**Entries**
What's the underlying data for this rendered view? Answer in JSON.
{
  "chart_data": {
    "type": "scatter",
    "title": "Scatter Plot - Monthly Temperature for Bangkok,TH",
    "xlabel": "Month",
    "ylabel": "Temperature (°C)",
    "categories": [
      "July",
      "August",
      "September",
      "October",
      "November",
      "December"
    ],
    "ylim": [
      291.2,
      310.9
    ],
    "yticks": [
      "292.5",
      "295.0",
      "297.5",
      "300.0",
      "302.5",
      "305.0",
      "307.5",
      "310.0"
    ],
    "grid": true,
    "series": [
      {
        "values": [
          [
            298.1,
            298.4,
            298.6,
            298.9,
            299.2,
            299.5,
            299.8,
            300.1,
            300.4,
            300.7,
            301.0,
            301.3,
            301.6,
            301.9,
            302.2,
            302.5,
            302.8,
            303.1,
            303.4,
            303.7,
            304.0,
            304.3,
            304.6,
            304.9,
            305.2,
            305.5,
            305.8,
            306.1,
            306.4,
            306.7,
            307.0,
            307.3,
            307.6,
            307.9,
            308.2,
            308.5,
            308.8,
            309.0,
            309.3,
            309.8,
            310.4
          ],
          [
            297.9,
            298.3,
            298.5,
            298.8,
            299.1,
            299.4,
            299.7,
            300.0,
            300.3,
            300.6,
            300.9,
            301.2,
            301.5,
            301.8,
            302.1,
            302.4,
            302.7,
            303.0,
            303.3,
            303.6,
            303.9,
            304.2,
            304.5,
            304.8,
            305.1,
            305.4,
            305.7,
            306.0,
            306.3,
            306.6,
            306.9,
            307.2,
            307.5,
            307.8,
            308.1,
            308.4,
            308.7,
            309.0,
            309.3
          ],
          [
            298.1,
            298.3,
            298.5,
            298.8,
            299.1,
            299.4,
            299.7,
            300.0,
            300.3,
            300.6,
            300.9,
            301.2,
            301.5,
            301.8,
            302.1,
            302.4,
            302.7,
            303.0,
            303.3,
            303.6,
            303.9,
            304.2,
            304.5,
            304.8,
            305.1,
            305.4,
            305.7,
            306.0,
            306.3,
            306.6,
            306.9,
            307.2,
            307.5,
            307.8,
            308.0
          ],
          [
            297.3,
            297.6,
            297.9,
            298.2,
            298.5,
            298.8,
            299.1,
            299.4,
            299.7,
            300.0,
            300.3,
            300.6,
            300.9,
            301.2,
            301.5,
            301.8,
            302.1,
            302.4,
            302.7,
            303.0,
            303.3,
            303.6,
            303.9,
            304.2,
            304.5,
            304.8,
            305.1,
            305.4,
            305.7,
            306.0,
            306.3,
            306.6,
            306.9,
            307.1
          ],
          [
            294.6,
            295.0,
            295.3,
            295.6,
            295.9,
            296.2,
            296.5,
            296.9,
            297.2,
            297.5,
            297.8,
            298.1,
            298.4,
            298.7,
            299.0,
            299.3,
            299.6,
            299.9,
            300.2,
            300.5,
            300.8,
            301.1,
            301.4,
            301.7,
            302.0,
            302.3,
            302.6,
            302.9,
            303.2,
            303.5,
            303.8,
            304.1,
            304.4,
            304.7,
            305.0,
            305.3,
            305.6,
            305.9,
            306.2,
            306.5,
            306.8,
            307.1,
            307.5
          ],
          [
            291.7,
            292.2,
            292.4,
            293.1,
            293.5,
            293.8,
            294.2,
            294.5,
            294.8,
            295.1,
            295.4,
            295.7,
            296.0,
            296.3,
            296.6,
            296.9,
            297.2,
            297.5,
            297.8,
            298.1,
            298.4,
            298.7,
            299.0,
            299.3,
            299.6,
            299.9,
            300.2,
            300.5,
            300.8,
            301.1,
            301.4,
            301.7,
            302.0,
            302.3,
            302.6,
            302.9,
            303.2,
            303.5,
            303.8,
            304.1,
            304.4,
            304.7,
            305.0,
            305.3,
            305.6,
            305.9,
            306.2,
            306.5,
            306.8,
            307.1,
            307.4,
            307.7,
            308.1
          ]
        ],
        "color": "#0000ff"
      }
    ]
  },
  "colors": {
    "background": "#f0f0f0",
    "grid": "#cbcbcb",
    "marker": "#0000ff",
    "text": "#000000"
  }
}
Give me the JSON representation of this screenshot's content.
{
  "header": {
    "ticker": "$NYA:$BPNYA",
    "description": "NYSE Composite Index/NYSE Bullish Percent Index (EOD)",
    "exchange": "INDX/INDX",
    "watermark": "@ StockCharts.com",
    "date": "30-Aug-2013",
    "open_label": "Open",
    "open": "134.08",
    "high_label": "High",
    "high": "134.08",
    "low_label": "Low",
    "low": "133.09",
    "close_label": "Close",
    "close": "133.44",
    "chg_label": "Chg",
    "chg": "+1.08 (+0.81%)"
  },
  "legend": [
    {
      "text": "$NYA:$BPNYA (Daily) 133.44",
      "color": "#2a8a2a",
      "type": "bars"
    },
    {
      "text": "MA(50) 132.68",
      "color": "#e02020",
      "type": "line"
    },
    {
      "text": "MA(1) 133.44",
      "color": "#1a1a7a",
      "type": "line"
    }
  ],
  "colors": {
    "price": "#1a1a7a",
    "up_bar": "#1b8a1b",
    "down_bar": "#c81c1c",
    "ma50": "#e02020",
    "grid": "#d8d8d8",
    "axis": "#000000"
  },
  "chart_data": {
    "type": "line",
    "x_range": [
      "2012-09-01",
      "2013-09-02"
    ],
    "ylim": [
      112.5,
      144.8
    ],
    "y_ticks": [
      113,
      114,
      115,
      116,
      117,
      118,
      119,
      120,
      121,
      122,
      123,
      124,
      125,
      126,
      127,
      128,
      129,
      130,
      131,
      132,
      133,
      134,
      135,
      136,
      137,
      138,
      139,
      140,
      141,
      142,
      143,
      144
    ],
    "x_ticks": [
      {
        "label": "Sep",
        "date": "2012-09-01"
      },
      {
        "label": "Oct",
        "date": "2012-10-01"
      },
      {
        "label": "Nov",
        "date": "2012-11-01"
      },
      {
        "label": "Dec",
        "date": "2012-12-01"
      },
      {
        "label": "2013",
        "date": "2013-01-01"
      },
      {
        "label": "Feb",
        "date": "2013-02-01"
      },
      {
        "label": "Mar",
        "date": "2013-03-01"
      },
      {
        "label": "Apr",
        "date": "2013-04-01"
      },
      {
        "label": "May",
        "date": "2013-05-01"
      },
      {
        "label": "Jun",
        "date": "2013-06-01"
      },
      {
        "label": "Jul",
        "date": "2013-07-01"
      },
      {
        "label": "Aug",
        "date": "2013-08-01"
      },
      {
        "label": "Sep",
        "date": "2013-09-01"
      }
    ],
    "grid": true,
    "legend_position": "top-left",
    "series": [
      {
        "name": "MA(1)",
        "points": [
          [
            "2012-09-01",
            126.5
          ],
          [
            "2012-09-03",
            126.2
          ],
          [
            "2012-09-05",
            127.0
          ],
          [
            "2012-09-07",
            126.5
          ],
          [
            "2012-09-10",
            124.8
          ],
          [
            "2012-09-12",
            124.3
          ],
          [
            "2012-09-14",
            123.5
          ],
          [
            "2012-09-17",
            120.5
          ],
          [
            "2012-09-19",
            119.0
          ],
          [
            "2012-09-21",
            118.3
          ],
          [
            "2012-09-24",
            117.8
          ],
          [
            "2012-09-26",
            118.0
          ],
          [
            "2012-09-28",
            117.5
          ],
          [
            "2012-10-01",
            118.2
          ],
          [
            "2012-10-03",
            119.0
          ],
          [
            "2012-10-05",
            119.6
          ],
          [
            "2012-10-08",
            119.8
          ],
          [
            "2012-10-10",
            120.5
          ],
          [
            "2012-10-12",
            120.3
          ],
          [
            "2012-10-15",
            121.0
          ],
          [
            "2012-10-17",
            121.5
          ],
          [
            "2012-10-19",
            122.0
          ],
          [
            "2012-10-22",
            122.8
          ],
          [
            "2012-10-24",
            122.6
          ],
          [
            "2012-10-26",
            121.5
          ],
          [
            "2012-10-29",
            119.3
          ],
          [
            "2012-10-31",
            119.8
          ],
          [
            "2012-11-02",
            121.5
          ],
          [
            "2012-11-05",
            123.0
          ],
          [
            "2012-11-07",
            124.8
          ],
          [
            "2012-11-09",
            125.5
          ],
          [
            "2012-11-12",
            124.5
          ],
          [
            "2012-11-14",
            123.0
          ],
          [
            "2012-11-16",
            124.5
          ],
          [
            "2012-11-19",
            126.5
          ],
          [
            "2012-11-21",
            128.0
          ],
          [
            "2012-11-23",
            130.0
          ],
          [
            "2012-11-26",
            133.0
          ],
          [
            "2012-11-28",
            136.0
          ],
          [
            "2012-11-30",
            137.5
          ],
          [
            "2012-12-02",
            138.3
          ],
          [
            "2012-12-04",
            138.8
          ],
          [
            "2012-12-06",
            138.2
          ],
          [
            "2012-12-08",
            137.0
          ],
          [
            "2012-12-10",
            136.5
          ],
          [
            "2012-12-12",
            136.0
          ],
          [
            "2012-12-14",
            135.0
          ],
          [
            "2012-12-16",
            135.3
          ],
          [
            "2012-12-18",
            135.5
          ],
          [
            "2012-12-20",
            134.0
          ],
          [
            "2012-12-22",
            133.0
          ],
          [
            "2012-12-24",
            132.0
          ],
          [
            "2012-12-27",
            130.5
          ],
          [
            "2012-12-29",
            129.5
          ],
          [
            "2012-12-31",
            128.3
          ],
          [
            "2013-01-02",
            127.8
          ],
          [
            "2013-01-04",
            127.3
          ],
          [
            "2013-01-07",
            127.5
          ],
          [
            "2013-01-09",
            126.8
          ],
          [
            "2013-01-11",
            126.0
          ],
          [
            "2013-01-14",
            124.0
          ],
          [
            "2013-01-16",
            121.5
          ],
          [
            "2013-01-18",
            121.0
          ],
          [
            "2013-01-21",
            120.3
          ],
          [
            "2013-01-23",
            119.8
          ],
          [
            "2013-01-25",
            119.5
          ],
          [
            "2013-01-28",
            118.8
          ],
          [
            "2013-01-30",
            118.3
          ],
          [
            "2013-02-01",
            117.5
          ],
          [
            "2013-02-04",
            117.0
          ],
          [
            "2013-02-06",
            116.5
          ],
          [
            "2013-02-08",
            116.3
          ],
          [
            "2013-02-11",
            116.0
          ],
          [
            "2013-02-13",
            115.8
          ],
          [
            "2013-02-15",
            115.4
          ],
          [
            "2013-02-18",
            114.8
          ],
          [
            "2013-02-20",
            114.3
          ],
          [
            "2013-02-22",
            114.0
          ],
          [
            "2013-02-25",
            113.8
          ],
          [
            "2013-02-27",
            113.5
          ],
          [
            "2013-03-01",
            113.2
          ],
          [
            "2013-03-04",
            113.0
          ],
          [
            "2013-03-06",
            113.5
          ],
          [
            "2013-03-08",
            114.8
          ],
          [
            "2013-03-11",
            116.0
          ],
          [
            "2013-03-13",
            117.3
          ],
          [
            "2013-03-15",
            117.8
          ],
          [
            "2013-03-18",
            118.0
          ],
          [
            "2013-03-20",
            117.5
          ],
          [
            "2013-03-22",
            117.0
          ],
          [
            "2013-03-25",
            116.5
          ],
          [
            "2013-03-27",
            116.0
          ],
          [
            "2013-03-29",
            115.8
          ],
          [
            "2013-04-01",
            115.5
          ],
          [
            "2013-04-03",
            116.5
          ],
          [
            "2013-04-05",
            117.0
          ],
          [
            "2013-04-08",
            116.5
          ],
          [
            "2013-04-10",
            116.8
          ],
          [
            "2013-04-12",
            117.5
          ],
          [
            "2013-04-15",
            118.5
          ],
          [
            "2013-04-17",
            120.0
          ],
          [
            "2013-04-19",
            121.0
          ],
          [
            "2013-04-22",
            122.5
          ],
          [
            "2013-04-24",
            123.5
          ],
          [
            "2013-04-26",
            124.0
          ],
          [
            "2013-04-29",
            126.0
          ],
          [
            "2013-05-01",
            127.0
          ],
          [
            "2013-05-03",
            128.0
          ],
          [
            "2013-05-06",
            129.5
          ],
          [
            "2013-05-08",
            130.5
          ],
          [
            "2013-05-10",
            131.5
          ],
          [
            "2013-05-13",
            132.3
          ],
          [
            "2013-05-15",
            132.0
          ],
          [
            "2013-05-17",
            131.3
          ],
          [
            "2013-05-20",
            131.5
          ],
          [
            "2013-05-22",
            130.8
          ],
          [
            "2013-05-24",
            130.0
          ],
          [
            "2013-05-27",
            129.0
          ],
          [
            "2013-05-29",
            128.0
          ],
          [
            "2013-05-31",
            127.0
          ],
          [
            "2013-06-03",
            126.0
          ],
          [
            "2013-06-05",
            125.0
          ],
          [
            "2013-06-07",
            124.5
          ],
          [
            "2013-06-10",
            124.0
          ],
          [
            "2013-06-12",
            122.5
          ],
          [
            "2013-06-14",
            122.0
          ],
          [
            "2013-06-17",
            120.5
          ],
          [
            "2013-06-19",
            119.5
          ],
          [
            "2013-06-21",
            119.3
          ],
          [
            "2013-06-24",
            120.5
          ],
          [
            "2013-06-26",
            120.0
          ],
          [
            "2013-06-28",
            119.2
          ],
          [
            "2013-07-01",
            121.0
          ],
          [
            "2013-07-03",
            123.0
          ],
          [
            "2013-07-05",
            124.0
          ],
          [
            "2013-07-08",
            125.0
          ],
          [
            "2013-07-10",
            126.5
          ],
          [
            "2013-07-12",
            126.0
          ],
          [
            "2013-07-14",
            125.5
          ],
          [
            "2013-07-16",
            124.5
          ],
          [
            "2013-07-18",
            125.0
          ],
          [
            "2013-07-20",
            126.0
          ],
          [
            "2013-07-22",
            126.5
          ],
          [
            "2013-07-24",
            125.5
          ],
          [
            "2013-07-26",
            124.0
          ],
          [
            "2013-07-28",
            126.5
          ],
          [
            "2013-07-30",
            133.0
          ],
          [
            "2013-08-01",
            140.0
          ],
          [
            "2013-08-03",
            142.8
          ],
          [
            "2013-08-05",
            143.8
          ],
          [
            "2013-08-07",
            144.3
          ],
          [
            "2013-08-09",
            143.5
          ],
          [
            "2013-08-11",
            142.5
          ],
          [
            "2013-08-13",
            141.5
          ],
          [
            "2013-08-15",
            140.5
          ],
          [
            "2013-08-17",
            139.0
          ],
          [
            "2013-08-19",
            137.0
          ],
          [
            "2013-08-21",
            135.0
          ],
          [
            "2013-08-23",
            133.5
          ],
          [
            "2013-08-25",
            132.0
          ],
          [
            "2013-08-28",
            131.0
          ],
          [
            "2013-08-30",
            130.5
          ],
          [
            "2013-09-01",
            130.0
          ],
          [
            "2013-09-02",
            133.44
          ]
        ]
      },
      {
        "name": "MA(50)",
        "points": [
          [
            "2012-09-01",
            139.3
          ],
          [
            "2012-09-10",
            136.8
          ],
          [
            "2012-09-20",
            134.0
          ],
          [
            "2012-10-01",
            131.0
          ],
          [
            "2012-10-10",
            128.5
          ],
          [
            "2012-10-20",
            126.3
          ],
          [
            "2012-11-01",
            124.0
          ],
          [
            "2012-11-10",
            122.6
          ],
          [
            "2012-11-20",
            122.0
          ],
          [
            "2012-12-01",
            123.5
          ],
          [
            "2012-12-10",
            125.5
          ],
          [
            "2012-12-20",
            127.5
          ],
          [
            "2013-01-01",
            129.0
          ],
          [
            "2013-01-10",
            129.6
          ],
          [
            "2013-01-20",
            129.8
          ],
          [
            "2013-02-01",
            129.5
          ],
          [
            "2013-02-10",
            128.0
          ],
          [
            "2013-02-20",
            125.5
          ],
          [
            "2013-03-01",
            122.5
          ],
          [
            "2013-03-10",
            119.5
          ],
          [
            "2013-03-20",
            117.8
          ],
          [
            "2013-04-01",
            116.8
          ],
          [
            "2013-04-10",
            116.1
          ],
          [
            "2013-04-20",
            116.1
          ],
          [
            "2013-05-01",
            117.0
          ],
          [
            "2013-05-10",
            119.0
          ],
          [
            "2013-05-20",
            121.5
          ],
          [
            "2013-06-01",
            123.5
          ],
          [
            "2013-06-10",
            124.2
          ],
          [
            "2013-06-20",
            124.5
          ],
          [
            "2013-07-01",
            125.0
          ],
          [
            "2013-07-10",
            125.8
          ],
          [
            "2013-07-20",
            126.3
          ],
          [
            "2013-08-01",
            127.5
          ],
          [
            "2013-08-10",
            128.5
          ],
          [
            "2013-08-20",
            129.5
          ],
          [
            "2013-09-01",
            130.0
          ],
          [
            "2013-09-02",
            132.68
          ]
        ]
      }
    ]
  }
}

**Work instructions**
Write out each line of the data that holds the string "type".

**Written response**
    "type": "scatter",
      "type": "bars"
      "type": "line"
      "type": "line"
    "type": "line",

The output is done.